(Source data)
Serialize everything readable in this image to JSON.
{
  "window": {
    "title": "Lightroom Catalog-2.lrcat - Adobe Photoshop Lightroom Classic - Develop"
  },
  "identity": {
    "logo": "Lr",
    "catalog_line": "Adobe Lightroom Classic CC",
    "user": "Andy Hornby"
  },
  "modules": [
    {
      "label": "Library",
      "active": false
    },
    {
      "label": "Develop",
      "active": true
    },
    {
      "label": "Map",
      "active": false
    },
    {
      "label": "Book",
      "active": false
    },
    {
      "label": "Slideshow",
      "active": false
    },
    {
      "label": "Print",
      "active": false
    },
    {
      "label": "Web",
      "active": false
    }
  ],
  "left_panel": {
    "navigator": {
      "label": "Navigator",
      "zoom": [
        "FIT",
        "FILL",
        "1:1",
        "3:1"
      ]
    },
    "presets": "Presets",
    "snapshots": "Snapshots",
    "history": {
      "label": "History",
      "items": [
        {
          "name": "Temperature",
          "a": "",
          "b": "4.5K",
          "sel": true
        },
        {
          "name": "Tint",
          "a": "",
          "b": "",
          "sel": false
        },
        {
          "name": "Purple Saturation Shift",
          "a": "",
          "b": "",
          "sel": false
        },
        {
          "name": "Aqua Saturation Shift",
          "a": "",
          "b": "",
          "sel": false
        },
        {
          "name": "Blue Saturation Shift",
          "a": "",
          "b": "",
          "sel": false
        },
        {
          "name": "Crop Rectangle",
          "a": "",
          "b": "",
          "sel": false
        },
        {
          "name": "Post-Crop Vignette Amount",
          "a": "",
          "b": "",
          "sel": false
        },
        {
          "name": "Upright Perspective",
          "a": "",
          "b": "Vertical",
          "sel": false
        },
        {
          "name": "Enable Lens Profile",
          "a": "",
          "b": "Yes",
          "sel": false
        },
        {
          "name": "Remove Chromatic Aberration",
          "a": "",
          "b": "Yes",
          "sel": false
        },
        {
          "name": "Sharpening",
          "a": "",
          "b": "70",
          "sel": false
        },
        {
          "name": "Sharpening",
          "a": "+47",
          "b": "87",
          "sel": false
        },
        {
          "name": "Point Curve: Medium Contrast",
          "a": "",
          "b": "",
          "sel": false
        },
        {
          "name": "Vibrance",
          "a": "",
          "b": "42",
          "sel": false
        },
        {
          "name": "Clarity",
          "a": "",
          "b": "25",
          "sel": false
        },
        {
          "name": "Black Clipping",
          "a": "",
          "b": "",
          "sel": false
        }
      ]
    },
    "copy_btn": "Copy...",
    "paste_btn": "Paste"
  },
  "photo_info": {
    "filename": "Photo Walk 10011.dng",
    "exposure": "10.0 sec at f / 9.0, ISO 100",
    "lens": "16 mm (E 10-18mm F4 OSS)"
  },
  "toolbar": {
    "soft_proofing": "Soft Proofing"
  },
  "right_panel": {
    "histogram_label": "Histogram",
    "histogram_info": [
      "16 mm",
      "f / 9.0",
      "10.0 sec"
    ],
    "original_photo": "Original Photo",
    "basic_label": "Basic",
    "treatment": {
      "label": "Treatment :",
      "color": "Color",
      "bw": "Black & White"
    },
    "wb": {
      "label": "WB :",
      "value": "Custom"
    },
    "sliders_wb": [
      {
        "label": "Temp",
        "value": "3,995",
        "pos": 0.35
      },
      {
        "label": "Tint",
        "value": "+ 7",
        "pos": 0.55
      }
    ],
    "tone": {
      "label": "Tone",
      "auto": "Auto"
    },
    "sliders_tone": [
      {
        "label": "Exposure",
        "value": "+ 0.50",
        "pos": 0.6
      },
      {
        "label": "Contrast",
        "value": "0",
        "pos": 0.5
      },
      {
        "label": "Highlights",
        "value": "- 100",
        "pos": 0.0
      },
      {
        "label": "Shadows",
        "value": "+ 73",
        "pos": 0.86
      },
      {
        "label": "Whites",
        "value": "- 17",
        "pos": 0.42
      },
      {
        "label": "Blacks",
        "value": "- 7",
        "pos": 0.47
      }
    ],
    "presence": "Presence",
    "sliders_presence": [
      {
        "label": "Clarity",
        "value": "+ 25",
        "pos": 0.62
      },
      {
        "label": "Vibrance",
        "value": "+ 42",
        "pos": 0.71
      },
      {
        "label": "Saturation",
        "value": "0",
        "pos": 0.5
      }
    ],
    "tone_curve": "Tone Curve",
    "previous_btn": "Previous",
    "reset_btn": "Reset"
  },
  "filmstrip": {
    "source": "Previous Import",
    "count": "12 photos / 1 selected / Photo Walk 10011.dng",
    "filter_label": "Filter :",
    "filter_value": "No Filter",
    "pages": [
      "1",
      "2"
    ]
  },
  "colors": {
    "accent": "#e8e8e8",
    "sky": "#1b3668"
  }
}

◆ What the exercise asks
Which lines hold the string "Adobe"? Copy all of them from the data above.

◆ Response
    "title": "Lightroom Catalog-2.lrcat - Adobe Photoshop Lightroom Classic - Develop"
    "catalog_line": "Adobe Lightroom Classic CC",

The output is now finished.